EXERCISE INPUT ->
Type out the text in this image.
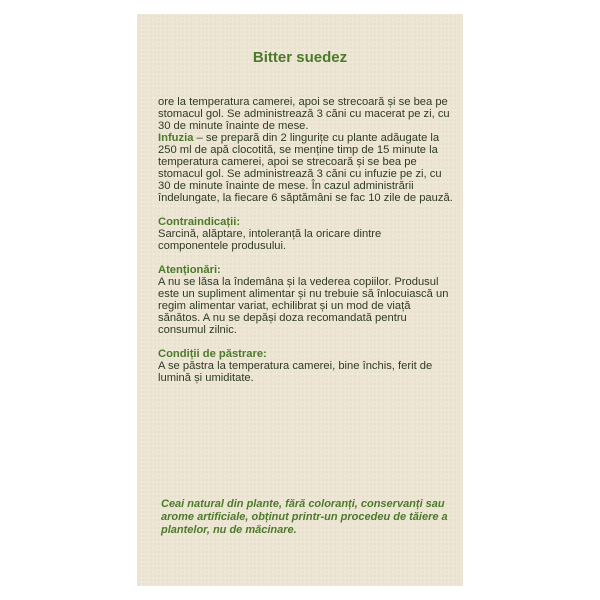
Bitter suedez

ore la temperatura camerei, apoi se strecoară și se bea pe stomacul gol. Se administrează 3 căni cu macerat pe zi, cu 30 de minute înainte de mese.

Infuzia – se prepară din 2 lingurițe cu plante adăugate la 250 ml de apă clocotită, se menține timp de 15 minute la temperatura camerei, apoi se strecoară și se bea pe stomacul gol. Se administrează 3 căni cu infuzie pe zi, cu 30 de minute înainte de mese. În cazul administrării îndelungate, la fiecare 6 săptămâni se fac 10 zile de pauză.

Contraindicații:

Sarcină, alăptare, intoleranță la oricare dintre componentele produsului.

Atenționări:

A nu se lăsa la îndemâna și la vederea copiilor. Produsul este un supliment alimentar și nu trebuie să înlocuiască un regim alimentar variat, echilibrat și un mod de viață sănătos. A nu se depăși doza recomandată pentru consumul zilnic.

Condiții de păstrare:

A se păstra la temperatura camerei, bine închis, ferit de lumină și umiditate.

Ceai natural din plante, fără coloranți, conservanți sau arome artificiale, obținut printr-un procedeu de tăiere a plantelor, nu de măcinare.
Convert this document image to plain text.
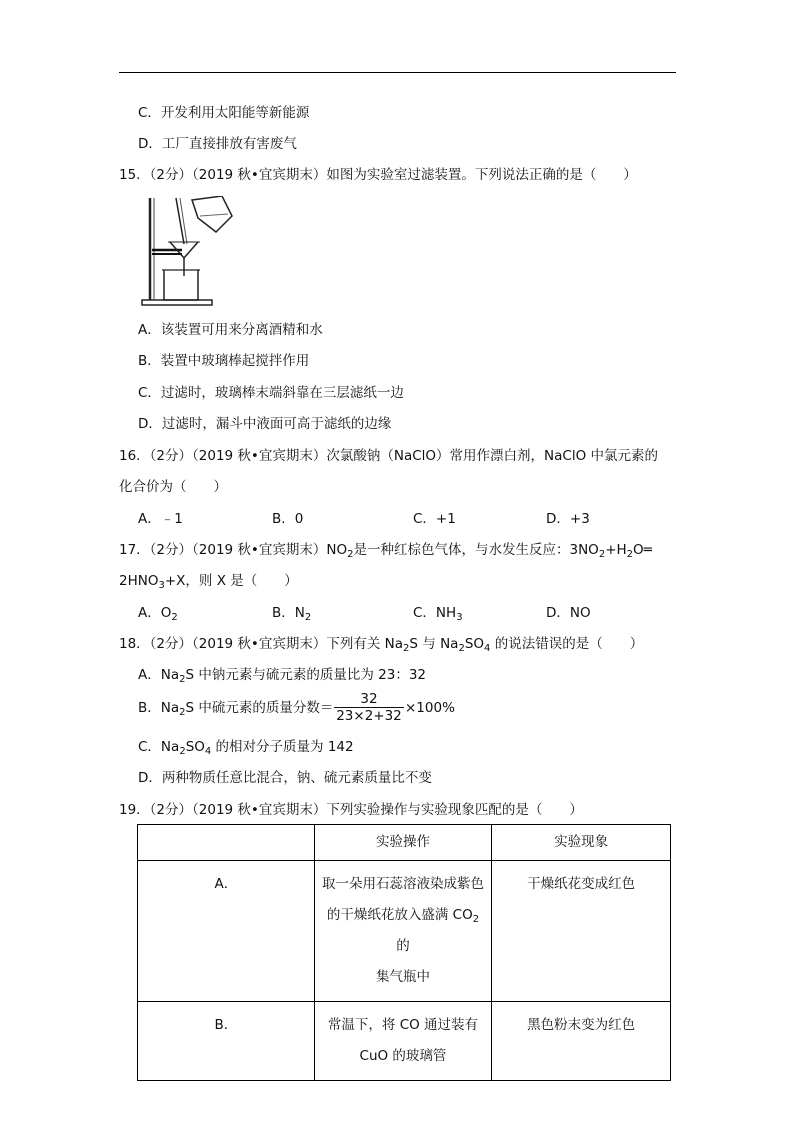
C．开发利用太阳能等新能源
D．工厂直接排放有害废气
15．（2分）（2019 秋•宜宾期末）如图为实验室过滤装置。下列说法正确的是（　　）
A．该装置可用来分离酒精和水
B．装置中玻璃棒起搅拌作用
C．过滤时，玻璃棒末端斜靠在三层滤纸一边
D．过滤时，漏斗中液面可高于滤纸的边缘
16．（2分）（2019 秋•宜宾期末）次氯酸钠（NaClO）常用作漂白剂，NaClO 中氯元素的
化合价为（　　）
A．﹣1	B．0	C．+1	D．+3
17．（2分）（2019 秋•宜宾期末）$NO_2$是一种红棕色气体，与水发生反应：$3NO_2+H_2O═$
$2HNO_3+X$，则 X 是（　　）
A．$O_2$	B．$N_2$	C．$NH_3$	D．NO
18．（2分）（2019 秋•宜宾期末）下列有关 $Na_2S$ 与 $Na_2SO_4$ 的说法错误的是（　　）
A．$Na_2S$ 中钠元素与硫元素的质量比为 23：32
B．$Na_2S$ 中硫元素的质量分数＝ $\frac{32}{23\times 2+32} \times 100\%$
C．$Na_2SO_4$ 的相对分子质量为 142
D．两种物质任意比混合，钠、硫元素质量比不变
19．（2分）（2019 秋•宜宾期末）下列实验操作与实验现象匹配的是（　　）
	实验操作	实验现象
A．	取一朵用石蕊溶液染成紫色
的干燥纸花放入盛满 $CO_2$ 的
集气瓶中	干燥纸花变成红色
B．	常温下，将 CO 通过装有
CuO 的玻璃管	黑色粉末变为红色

DO THIS -> Omit every image. Quote each record exactly.

OUTPUT ->
Type out the text in this image.
Bitter suedez

ore la temperatura camerei, apoi se strecoară și se bea pe stomacul gol. Se administrează 3 căni cu macerat pe zi, cu 30 de minute înainte de mese.

Infuzia – se prepară din 2 lingurițe cu plante adăugate la 250 ml de apă clocotită, se menține timp de 15 minute la temperatura camerei, apoi se strecoară și se bea pe stomacul gol. Se administrează 3 căni cu infuzie pe zi, cu 30 de minute înainte de mese. În cazul administrării îndelungate, la fiecare 6 săptămâni se fac 10 zile de pauză.

Contraindicații:

Sarcină, alăptare, intoleranță la oricare dintre componentele produsului.

Atenționări:

A nu se lăsa la îndemâna și la vederea copiilor. Produsul este un supliment alimentar și nu trebuie să înlocuiască un regim alimentar variat, echilibrat și un mod de viață sănătos. A nu se depăși doza recomandată pentru consumul zilnic.

Condiții de păstrare:

A se păstra la temperatura camerei, bine închis, ferit de lumină și umiditate.

Ceai natural din plante, fără coloranți, conservanți sau arome artificiale, obținut printr-un procedeu de tăiere a plantelor, nu de măcinare.
Convert this document image to plain text.
C．开发利用太阳能等新能源
D．工厂直接排放有害废气
15．（2分）（2019 秋•宜宾期末）如图为实验室过滤装置。下列说法正确的是（　　）
A．该装置可用来分离酒精和水
B．装置中玻璃棒起搅拌作用
C．过滤时，玻璃棒末端斜靠在三层滤纸一边
D．过滤时，漏斗中液面可高于滤纸的边缘
16．（2分）（2019 秋•宜宾期末）次氯酸钠（NaClO）常用作漂白剂，NaClO 中氯元素的
化合价为（　　）
A．﹣1	B．0	C．+1	D．+3
17．（2分）（2019 秋•宜宾期末）$NO_2$是一种红棕色气体，与水发生反应：$3NO_2+H_2O═$
$2HNO_3+X$，则 X 是（　　）
A．$O_2$	B．$N_2$	C．$NH_3$	D．NO
18．（2分）（2019 秋•宜宾期末）下列有关 $Na_2S$ 与 $Na_2SO_4$ 的说法错误的是（　　）
A．$Na_2S$ 中钠元素与硫元素的质量比为 23：32
B．$Na_2S$ 中硫元素的质量分数＝ $\frac{32}{23\times 2+32} \times 100\%$
C．$Na_2SO_4$ 的相对分子质量为 142
D．两种物质任意比混合，钠、硫元素质量比不变
19．（2分）（2019 秋•宜宾期末）下列实验操作与实验现象匹配的是（　　）
	实验操作	实验现象
A．	取一朵用石蕊溶液染成紫色
的干燥纸花放入盛满 $CO_2$ 的
集气瓶中	干燥纸花变成红色
B．	常温下，将 CO 通过装有
CuO 的玻璃管	黑色粉末变为红色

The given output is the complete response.